WHAT IS REQUIRED: Below are the records. Count the lines containing the string "name", and reply with the number alone.

━━━━━━━━

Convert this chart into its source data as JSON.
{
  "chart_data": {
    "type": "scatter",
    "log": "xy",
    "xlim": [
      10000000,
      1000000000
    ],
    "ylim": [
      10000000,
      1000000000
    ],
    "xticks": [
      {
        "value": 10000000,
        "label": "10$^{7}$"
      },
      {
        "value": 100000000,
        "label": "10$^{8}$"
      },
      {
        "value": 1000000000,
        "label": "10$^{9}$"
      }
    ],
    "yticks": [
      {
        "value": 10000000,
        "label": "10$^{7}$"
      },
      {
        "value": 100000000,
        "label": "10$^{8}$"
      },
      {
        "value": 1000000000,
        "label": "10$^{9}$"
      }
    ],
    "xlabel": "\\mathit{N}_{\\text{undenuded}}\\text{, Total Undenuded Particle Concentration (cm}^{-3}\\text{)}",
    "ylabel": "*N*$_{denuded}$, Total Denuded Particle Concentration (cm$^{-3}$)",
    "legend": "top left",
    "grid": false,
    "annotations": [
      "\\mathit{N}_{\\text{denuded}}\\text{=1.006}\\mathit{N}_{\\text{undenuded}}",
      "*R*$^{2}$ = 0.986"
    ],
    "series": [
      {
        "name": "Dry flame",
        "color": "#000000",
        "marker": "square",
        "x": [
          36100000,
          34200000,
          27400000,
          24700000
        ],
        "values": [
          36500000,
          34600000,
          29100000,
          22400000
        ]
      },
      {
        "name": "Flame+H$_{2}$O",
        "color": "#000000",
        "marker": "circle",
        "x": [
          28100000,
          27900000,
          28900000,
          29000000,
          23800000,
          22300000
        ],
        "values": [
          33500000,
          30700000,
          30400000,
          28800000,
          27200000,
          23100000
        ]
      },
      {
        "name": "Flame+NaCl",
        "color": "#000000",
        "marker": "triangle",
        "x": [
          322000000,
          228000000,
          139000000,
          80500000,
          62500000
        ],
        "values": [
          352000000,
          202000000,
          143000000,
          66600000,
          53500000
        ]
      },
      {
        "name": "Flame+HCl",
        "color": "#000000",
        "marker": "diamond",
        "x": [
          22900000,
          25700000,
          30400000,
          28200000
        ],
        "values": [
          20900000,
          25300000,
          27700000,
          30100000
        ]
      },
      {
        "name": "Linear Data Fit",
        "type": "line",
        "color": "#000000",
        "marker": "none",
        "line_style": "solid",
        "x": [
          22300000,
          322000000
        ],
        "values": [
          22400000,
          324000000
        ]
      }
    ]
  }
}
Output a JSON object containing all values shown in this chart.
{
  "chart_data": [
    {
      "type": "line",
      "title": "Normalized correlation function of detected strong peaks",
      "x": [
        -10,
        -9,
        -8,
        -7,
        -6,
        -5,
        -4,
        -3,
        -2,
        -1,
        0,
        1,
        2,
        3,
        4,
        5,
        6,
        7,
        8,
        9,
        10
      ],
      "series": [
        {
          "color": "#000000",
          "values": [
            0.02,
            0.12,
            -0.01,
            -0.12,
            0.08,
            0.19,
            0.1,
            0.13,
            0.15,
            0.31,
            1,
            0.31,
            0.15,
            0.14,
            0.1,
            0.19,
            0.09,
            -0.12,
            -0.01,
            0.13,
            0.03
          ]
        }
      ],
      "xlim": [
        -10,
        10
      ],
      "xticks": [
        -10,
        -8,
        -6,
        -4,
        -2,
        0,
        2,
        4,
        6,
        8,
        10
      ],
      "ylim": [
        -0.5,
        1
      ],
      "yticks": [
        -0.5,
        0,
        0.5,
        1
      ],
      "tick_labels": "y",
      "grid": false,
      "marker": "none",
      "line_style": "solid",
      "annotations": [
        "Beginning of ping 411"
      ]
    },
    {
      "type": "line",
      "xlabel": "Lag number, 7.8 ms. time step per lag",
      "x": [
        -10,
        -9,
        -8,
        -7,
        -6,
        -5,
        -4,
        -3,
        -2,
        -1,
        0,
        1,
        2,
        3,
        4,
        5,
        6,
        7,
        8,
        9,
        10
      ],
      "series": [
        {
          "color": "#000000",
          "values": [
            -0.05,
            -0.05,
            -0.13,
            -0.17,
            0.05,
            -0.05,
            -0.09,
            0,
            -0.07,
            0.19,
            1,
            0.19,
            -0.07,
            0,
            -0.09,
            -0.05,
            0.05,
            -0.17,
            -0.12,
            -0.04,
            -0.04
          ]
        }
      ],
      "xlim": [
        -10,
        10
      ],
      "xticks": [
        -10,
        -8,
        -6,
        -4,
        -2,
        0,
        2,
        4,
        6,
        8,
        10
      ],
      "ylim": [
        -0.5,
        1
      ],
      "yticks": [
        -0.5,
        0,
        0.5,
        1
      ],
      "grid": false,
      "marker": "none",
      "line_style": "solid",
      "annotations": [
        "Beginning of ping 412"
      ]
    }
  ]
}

━━━━━━━━

FULL SOLUTION: 5